_Goal of the exercise:_
Leave out the pictures and transcribe everything else exactly.

--- START OF Material for this exercise ---

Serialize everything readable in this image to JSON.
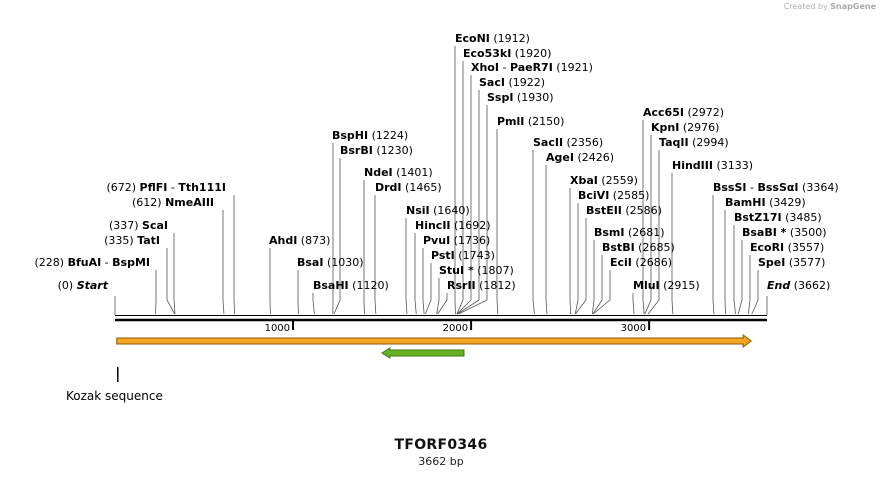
{
  "credit": {
    "prefix": "Created by",
    "brand": "SnapGene"
  },
  "title": "TFORF0346",
  "subtitle": "3662 bp",
  "sequence_length": 3662,
  "axis": {
    "ticks": [
      1000,
      2000,
      3000
    ]
  },
  "features": [
    {
      "name": "orf-arrow",
      "start": 10,
      "end": 3562,
      "color": "#f5a623",
      "direction": "forward"
    },
    {
      "name": "green-arrow",
      "start": 1510,
      "end": 1960,
      "color": "#6ab023",
      "direction": "reverse"
    },
    {
      "name": "kozak-sequence",
      "label": "Kozak sequence",
      "position": 10
    }
  ],
  "sites": [
    {
      "name": "EcoNI",
      "pos": 1912,
      "num": "(1912)"
    },
    {
      "name": "Eco53kI",
      "pos": 1920,
      "num": "(1920)"
    },
    {
      "name": "XhoI",
      "alt": "PaeR7I",
      "pos": 1921,
      "num": "(1921)"
    },
    {
      "name": "SacI",
      "pos": 1922,
      "num": "(1922)"
    },
    {
      "name": "SspI",
      "pos": 1930,
      "num": "(1930)"
    },
    {
      "name": "PmlI",
      "pos": 2150,
      "num": "(2150)"
    },
    {
      "name": "BspHI",
      "pos": 1224,
      "num": "(1224)"
    },
    {
      "name": "BsrBI",
      "pos": 1230,
      "num": "(1230)"
    },
    {
      "name": "SacII",
      "pos": 2356,
      "num": "(2356)"
    },
    {
      "name": "AgeI",
      "pos": 2426,
      "num": "(2426)"
    },
    {
      "name": "NdeI",
      "pos": 1401,
      "num": "(1401)"
    },
    {
      "name": "DrdI",
      "pos": 1465,
      "num": "(1465)"
    },
    {
      "name": "PflFI",
      "alt": "Tth111I",
      "pos": 672,
      "num": "(672)",
      "side": "left"
    },
    {
      "name": "NmeAIII",
      "pos": 612,
      "num": "(612)",
      "side": "left"
    },
    {
      "name": "NsiI",
      "pos": 1640,
      "num": "(1640)"
    },
    {
      "name": "HincII",
      "pos": 1692,
      "num": "(1692)"
    },
    {
      "name": "PvuI",
      "pos": 1736,
      "num": "(1736)"
    },
    {
      "name": "PstI",
      "pos": 1743,
      "num": "(1743)"
    },
    {
      "name": "StuI",
      "star": "*",
      "pos": 1807,
      "num": "(1807)"
    },
    {
      "name": "RsrII",
      "pos": 1812,
      "num": "(1812)"
    },
    {
      "name": "ScaI",
      "pos": 337,
      "num": "(337)",
      "side": "left"
    },
    {
      "name": "TatI",
      "pos": 335,
      "num": "(335)",
      "side": "left"
    },
    {
      "name": "BfuAI",
      "alt": "BspMI",
      "pos": 228,
      "num": "(228)",
      "side": "left"
    },
    {
      "name": "AhdI",
      "pos": 873,
      "num": "(873)"
    },
    {
      "name": "BsaI",
      "pos": 1030,
      "num": "(1030)"
    },
    {
      "name": "BsaHI",
      "pos": 1120,
      "num": "(1120)"
    },
    {
      "name": "Start",
      "pos": 0,
      "num": "(0)",
      "side": "left",
      "italic": true
    },
    {
      "name": "Acc65I",
      "pos": 2972,
      "num": "(2972)"
    },
    {
      "name": "KpnI",
      "pos": 2976,
      "num": "(2976)"
    },
    {
      "name": "TaqII",
      "pos": 2994,
      "num": "(2994)"
    },
    {
      "name": "HindIII",
      "pos": 3133,
      "num": "(3133)"
    },
    {
      "name": "XbaI",
      "pos": 2559,
      "num": "(2559)"
    },
    {
      "name": "BciVI",
      "pos": 2585,
      "num": "(2585)"
    },
    {
      "name": "BstEII",
      "pos": 2586,
      "num": "(2586)"
    },
    {
      "name": "BsmI",
      "pos": 2681,
      "num": "(2681)"
    },
    {
      "name": "BstBI",
      "pos": 2685,
      "num": "(2685)"
    },
    {
      "name": "EciI",
      "pos": 2686,
      "num": "(2686)"
    },
    {
      "name": "MluI",
      "pos": 2915,
      "num": "(2915)"
    },
    {
      "name": "BssSI",
      "alt": "BssSαI",
      "pos": 3364,
      "num": "(3364)"
    },
    {
      "name": "BamHI",
      "pos": 3429,
      "num": "(3429)"
    },
    {
      "name": "BstZ17I",
      "pos": 3485,
      "num": "(3485)"
    },
    {
      "name": "BsaBI",
      "star": "*",
      "pos": 3500,
      "num": "(3500)"
    },
    {
      "name": "EcoRI",
      "pos": 3557,
      "num": "(3557)"
    },
    {
      "name": "SpeI",
      "pos": 3577,
      "num": "(3577)"
    },
    {
      "name": "End",
      "pos": 3662,
      "num": "(3662)",
      "italic": true
    }
  ]
}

--- END OF Material for this exercise ---

_The reply:_
Serialize everything readable in this image to JSON.
{
  "credit": {
    "prefix": "Created by",
    "brand": "SnapGene"
  },
  "title": "TFORF0346",
  "subtitle": "3662 bp",
  "sequence_length": 3662,
  "axis": {
    "ticks": [
      1000,
      2000,
      3000
    ]
  },
  "features": [
    {
      "name": "orf-arrow",
      "start": 10,
      "end": 3562,
      "color": "#f5a623",
      "direction": "forward"
    },
    {
      "name": "green-arrow",
      "start": 1510,
      "end": 1960,
      "color": "#6ab023",
      "direction": "reverse"
    },
    {
      "name": "kozak-sequence",
      "label": "Kozak sequence",
      "position": 10
    }
  ],
  "sites": [
    {
      "name": "EcoNI",
      "pos": 1912,
      "num": "(1912)"
    },
    {
      "name": "Eco53kI",
      "pos": 1920,
      "num": "(1920)"
    },
    {
      "name": "XhoI",
      "alt": "PaeR7I",
      "pos": 1921,
      "num": "(1921)"
    },
    {
      "name": "SacI",
      "pos": 1922,
      "num": "(1922)"
    },
    {
      "name": "SspI",
      "pos": 1930,
      "num": "(1930)"
    },
    {
      "name": "PmlI",
      "pos": 2150,
      "num": "(2150)"
    },
    {
      "name": "BspHI",
      "pos": 1224,
      "num": "(1224)"
    },
    {
      "name": "BsrBI",
      "pos": 1230,
      "num": "(1230)"
    },
    {
      "name": "SacII",
      "pos": 2356,
      "num": "(2356)"
    },
    {
      "name": "AgeI",
      "pos": 2426,
      "num": "(2426)"
    },
    {
      "name": "NdeI",
      "pos": 1401,
      "num": "(1401)"
    },
    {
      "name": "DrdI",
      "pos": 1465,
      "num": "(1465)"
    },
    {
      "name": "PflFI",
      "alt": "Tth111I",
      "pos": 672,
      "num": "(672)",
      "side": "left"
    },
    {
      "name": "NmeAIII",
      "pos": 612,
      "num": "(612)",
      "side": "left"
    },
    {
      "name": "NsiI",
      "pos": 1640,
      "num": "(1640)"
    },
    {
      "name": "HincII",
      "pos": 1692,
      "num": "(1692)"
    },
    {
      "name": "PvuI",
      "pos": 1736,
      "num": "(1736)"
    },
    {
      "name": "PstI",
      "pos": 1743,
      "num": "(1743)"
    },
    {
      "name": "StuI",
      "star": "*",
      "pos": 1807,
      "num": "(1807)"
    },
    {
      "name": "RsrII",
      "pos": 1812,
      "num": "(1812)"
    },
    {
      "name": "ScaI",
      "pos": 337,
      "num": "(337)",
      "side": "left"
    },
    {
      "name": "TatI",
      "pos": 335,
      "num": "(335)",
      "side": "left"
    },
    {
      "name": "BfuAI",
      "alt": "BspMI",
      "pos": 228,
      "num": "(228)",
      "side": "left"
    },
    {
      "name": "AhdI",
      "pos": 873,
      "num": "(873)"
    },
    {
      "name": "BsaI",
      "pos": 1030,
      "num": "(1030)"
    },
    {
      "name": "BsaHI",
      "pos": 1120,
      "num": "(1120)"
    },
    {
      "name": "Start",
      "pos": 0,
      "num": "(0)",
      "side": "left",
      "italic": true
    },
    {
      "name": "Acc65I",
      "pos": 2972,
      "num": "(2972)"
    },
    {
      "name": "KpnI",
      "pos": 2976,
      "num": "(2976)"
    },
    {
      "name": "TaqII",
      "pos": 2994,
      "num": "(2994)"
    },
    {
      "name": "HindIII",
      "pos": 3133,
      "num": "(3133)"
    },
    {
      "name": "XbaI",
      "pos": 2559,
      "num": "(2559)"
    },
    {
      "name": "BciVI",
      "pos": 2585,
      "num": "(2585)"
    },
    {
      "name": "BstEII",
      "pos": 2586,
      "num": "(2586)"
    },
    {
      "name": "BsmI",
      "pos": 2681,
      "num": "(2681)"
    },
    {
      "name": "BstBI",
      "pos": 2685,
      "num": "(2685)"
    },
    {
      "name": "EciI",
      "pos": 2686,
      "num": "(2686)"
    },
    {
      "name": "MluI",
      "pos": 2915,
      "num": "(2915)"
    },
    {
      "name": "BssSI",
      "alt": "BssSαI",
      "pos": 3364,
      "num": "(3364)"
    },
    {
      "name": "BamHI",
      "pos": 3429,
      "num": "(3429)"
    },
    {
      "name": "BstZ17I",
      "pos": 3485,
      "num": "(3485)"
    },
    {
      "name": "BsaBI",
      "star": "*",
      "pos": 3500,
      "num": "(3500)"
    },
    {
      "name": "EcoRI",
      "pos": 3557,
      "num": "(3557)"
    },
    {
      "name": "SpeI",
      "pos": 3577,
      "num": "(3577)"
    },
    {
      "name": "End",
      "pos": 3662,
      "num": "(3662)",
      "italic": true
    }
  ]
}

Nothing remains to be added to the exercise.